(Stored items)
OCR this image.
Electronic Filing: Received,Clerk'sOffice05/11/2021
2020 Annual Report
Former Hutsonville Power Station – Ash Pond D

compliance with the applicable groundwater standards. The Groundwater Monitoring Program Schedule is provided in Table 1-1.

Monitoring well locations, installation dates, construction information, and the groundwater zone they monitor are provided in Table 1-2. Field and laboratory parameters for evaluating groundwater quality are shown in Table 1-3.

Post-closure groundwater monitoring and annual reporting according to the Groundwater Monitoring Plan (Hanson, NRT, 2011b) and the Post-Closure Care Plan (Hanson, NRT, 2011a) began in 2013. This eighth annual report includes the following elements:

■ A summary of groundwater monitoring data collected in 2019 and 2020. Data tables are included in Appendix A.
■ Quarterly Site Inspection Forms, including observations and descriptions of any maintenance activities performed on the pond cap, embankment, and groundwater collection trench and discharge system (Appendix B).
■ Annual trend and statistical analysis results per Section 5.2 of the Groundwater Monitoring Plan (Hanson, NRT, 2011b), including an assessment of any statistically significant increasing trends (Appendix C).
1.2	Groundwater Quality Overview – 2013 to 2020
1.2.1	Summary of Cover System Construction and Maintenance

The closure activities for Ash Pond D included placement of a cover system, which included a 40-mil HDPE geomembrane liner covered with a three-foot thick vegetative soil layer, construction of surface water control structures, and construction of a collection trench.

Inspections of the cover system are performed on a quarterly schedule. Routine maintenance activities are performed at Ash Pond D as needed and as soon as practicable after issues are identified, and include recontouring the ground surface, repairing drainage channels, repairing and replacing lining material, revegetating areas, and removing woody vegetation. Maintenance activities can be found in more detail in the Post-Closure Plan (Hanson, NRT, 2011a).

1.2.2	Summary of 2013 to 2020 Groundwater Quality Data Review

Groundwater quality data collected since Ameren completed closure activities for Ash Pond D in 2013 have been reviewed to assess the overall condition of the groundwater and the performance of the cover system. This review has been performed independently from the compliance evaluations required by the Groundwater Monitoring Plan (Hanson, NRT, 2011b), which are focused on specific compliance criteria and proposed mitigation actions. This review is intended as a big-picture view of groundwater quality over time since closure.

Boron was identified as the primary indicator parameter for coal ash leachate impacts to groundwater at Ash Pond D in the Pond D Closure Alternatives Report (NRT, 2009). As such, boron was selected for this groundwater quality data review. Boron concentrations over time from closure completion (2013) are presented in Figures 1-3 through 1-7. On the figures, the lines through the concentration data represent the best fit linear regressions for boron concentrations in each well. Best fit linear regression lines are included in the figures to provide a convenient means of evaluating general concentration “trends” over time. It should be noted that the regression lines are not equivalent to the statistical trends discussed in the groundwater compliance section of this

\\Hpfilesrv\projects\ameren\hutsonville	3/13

## Goal
Where a line contains "trench", copy that line.

## Output below
■ Quarterly Site Inspection Forms, including observations and descriptions of any maintenance activities performed on the pond cap, embankment, and groundwater collection trench and discharge system (Appendix B).
The closure activities for Ash Pond D included placement of a cover system, which included a 40-mil HDPE geomembrane liner covered with a three-foot thick vegetative soil layer, construction of surface water control structures, and construction of a collection trench.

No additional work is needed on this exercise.